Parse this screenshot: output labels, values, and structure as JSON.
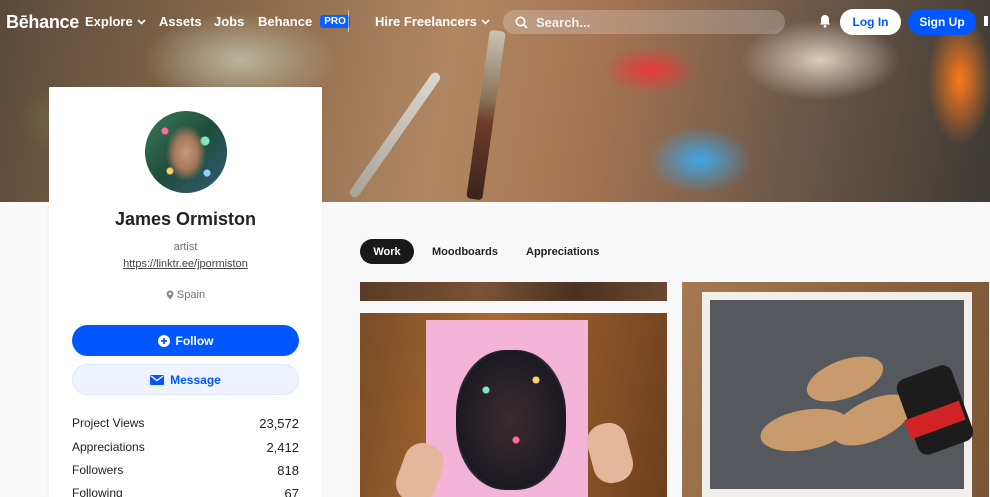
{
  "nav": {
    "logo": "Bēhance",
    "explore": "Explore",
    "assets": "Assets",
    "jobs": "Jobs",
    "behance": "Behance",
    "pro_badge": "PRO",
    "hire": "Hire Freelancers",
    "search_placeholder": "Search...",
    "login": "Log In",
    "signup": "Sign Up"
  },
  "profile": {
    "name": "James Ormiston",
    "occupation": "artist",
    "link": "https://linktr.ee/jpormiston",
    "location": "Spain",
    "follow": "Follow",
    "message": "Message",
    "stats": [
      {
        "label": "Project Views",
        "value": "23,572"
      },
      {
        "label": "Appreciations",
        "value": "2,412"
      },
      {
        "label": "Followers",
        "value": "818"
      },
      {
        "label": "Following",
        "value": "67"
      }
    ]
  },
  "tabs": [
    "Work",
    "Moodboards",
    "Appreciations"
  ],
  "colors": {
    "accent": "#0057ff",
    "active_tab": "#191919"
  },
  "icons": [
    "chevron-down-icon",
    "search-icon",
    "bell-icon",
    "location-pin-icon",
    "plus-circle-icon",
    "mail-icon"
  ]
}
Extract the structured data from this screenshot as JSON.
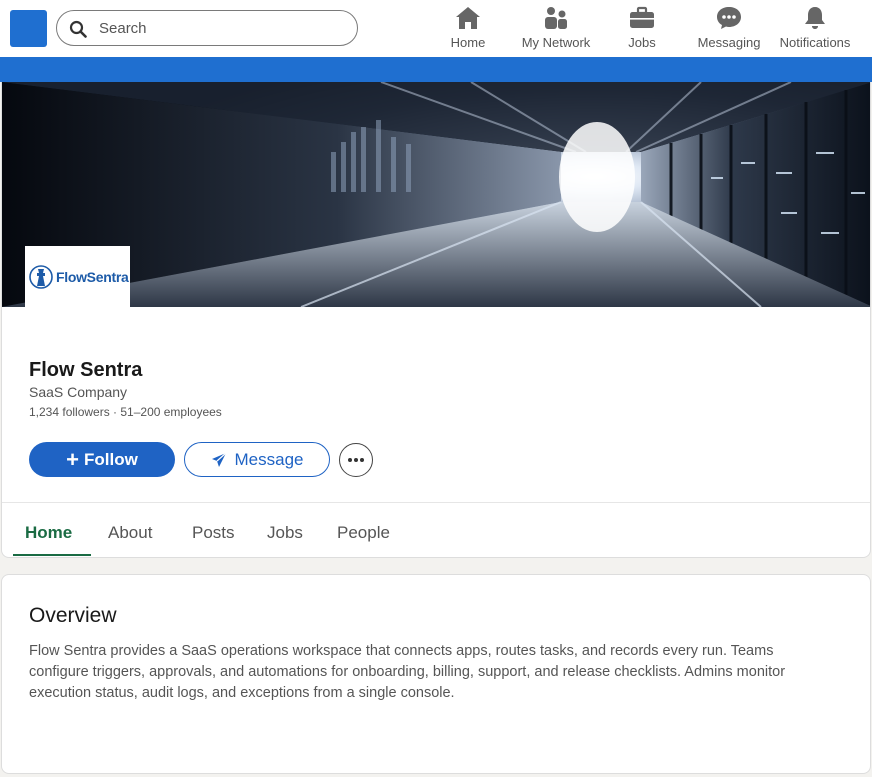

☆ ☆ ☆ ☆ ☆ ☆ ☆

Copy each line above precisely, dropping the pictures.

__Completed task__.
Parse this screenshot: output labels, values, and structure as JSON.
{
  "nav": {
    "logo": "Bēhance",
    "explore": "Explore",
    "assets": "Assets",
    "jobs": "Jobs",
    "behance": "Behance",
    "pro_badge": "PRO",
    "hire": "Hire Freelancers",
    "search_placeholder": "Search...",
    "login": "Log In",
    "signup": "Sign Up"
  },
  "profile": {
    "name": "James Ormiston",
    "occupation": "artist",
    "link": "https://linktr.ee/jpormiston",
    "location": "Spain",
    "follow": "Follow",
    "message": "Message",
    "stats": [
      {
        "label": "Project Views",
        "value": "23,572"
      },
      {
        "label": "Appreciations",
        "value": "2,412"
      },
      {
        "label": "Followers",
        "value": "818"
      },
      {
        "label": "Following",
        "value": "67"
      }
    ]
  },
  "tabs": [
    "Work",
    "Moodboards",
    "Appreciations"
  ],
  "colors": {
    "accent": "#0057ff",
    "active_tab": "#191919"
  },
  "icons": [
    "chevron-down-icon",
    "search-icon",
    "bell-icon",
    "location-pin-icon",
    "plus-circle-icon",
    "mail-icon"
  ]
}
Extract the structured data from this screenshot as JSON.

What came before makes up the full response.